>> Begin Items

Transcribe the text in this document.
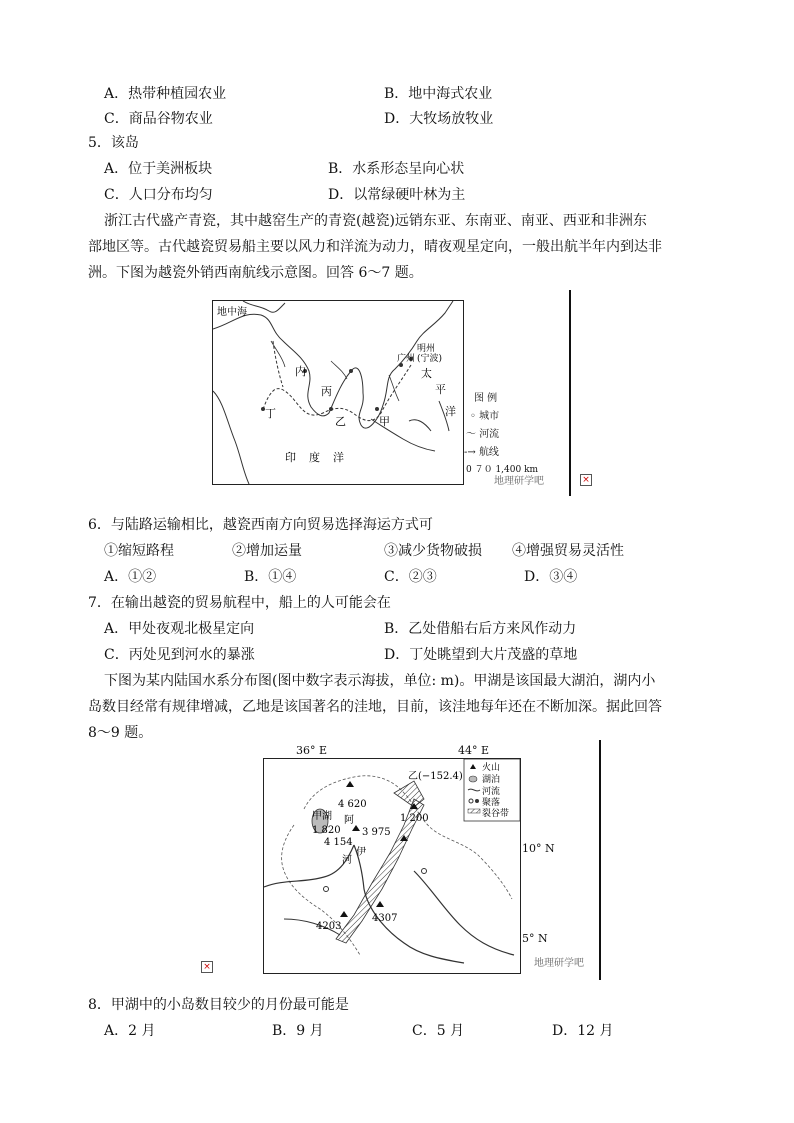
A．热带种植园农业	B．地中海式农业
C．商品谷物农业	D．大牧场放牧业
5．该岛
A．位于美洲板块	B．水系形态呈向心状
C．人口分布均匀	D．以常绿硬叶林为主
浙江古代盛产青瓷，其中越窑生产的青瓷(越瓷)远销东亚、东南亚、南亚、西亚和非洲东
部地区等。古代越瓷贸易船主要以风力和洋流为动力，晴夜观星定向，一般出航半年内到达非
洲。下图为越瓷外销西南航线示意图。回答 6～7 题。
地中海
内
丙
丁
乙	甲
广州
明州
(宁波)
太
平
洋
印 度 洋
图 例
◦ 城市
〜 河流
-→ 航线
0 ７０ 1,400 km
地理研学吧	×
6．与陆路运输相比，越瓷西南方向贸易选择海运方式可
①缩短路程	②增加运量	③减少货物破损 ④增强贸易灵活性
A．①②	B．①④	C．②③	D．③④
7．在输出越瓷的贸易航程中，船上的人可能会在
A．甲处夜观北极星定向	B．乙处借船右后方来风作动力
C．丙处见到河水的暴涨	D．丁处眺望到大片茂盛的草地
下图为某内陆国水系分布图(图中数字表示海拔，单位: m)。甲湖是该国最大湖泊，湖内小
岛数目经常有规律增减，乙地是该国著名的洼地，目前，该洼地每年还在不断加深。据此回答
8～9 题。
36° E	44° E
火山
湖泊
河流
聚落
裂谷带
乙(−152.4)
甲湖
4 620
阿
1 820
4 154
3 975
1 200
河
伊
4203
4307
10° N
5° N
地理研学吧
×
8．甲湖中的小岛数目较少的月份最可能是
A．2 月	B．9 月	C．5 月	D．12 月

>> End Items
>> Begin Items

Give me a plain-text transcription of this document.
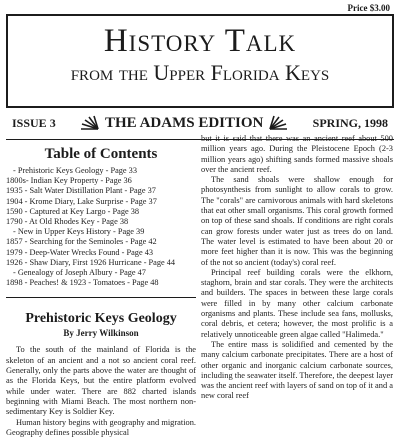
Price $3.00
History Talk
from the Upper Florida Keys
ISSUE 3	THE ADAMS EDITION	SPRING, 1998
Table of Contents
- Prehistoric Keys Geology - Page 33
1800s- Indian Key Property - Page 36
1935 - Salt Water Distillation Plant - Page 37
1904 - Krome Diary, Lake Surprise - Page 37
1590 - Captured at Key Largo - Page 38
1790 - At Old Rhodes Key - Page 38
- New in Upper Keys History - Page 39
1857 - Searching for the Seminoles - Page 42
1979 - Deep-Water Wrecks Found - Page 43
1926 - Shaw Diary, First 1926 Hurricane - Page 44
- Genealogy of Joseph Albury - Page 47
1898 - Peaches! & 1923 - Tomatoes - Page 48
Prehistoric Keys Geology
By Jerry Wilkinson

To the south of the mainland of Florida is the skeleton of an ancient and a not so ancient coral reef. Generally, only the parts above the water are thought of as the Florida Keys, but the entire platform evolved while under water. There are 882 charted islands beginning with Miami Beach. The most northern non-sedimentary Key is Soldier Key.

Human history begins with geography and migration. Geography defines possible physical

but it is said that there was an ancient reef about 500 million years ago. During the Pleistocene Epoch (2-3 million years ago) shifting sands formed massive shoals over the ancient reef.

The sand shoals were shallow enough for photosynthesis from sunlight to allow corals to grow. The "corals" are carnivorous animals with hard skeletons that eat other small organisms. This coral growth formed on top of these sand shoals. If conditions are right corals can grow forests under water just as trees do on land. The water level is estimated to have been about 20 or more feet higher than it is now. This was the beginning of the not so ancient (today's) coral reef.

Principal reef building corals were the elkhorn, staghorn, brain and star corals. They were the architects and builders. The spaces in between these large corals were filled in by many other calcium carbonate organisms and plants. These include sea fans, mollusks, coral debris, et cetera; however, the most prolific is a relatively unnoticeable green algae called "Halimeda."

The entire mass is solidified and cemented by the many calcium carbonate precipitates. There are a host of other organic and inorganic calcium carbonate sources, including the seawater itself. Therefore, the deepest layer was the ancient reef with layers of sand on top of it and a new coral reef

>> End Items

**Goal of the exercise:**
Extract each line holding the string "Diary".

**Output below:**
1904 - Krome Diary, Lake Surprise - Page 37
1926 - Shaw Diary, First 1926 Hurricane - Page 44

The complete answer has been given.